_Set problem_
Find each line with the string "color" and copy it.

_Supplied data_

⟨

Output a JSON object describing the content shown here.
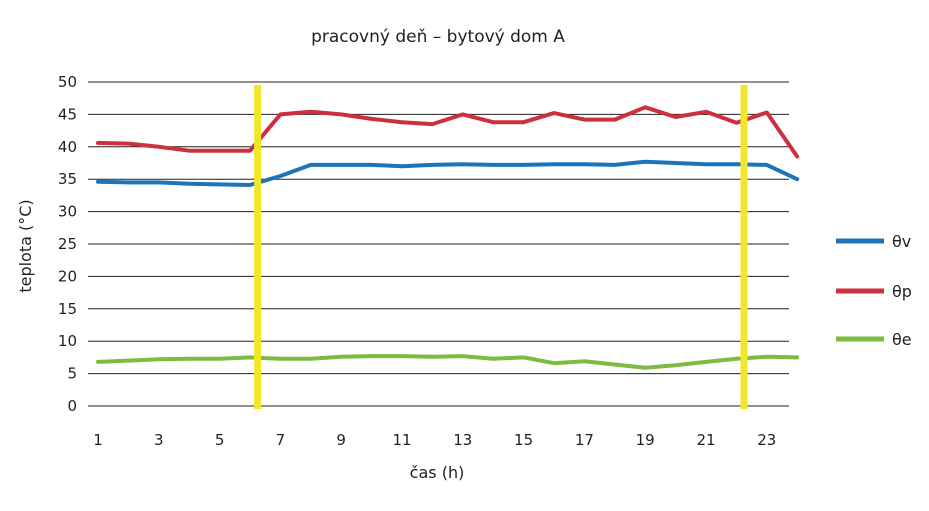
{
  "chart_data": {
    "type": "line",
    "title": "pracovný deň – bytový dom A",
    "xlabel": "čas (h)",
    "ylabel": "teplota (°C)",
    "xlim": [
      1,
      24
    ],
    "ylim": [
      0,
      50
    ],
    "x_ticks": [
      1,
      3,
      5,
      7,
      9,
      11,
      13,
      15,
      17,
      19,
      21,
      23
    ],
    "y_ticks": [
      0,
      5,
      10,
      15,
      20,
      25,
      30,
      35,
      40,
      45,
      50
    ],
    "grid": true,
    "legend_position": "right",
    "x": [
      1,
      2,
      3,
      4,
      5,
      6,
      7,
      8,
      9,
      10,
      11,
      12,
      13,
      14,
      15,
      16,
      17,
      18,
      19,
      20,
      21,
      22,
      23,
      24
    ],
    "series": [
      {
        "name": "θv",
        "color": "#1f73b7",
        "values": [
          34.6,
          34.5,
          34.5,
          34.3,
          34.2,
          34.1,
          35.5,
          37.2,
          37.2,
          37.2,
          37.0,
          37.2,
          37.3,
          37.2,
          37.2,
          37.3,
          37.3,
          37.2,
          37.7,
          37.5,
          37.3,
          37.3,
          37.2,
          35.0
        ]
      },
      {
        "name": "θp",
        "color": "#cc2f3d",
        "values": [
          40.6,
          40.5,
          40.0,
          39.4,
          39.4,
          39.4,
          45.0,
          45.4,
          45.0,
          44.3,
          43.8,
          43.5,
          45.0,
          43.8,
          43.8,
          45.2,
          44.2,
          44.2,
          46.1,
          44.6,
          45.4,
          43.7,
          45.3,
          38.5
        ]
      },
      {
        "name": "θe",
        "color": "#7cbc42",
        "values": [
          6.8,
          7.0,
          7.2,
          7.3,
          7.3,
          7.5,
          7.3,
          7.3,
          7.6,
          7.7,
          7.7,
          7.6,
          7.7,
          7.3,
          7.5,
          6.6,
          6.9,
          6.4,
          5.9,
          6.3,
          6.8,
          7.3,
          7.6,
          7.5
        ]
      }
    ],
    "vertical_markers": {
      "color": "#f2e62a",
      "x": [
        6.25,
        22.25
      ]
    }
  }
}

⟩

_Task answer_
        "color": "#1f73b7",
        "color": "#cc2f3d",
        "color": "#7cbc42",
      "color": "#f2e62a",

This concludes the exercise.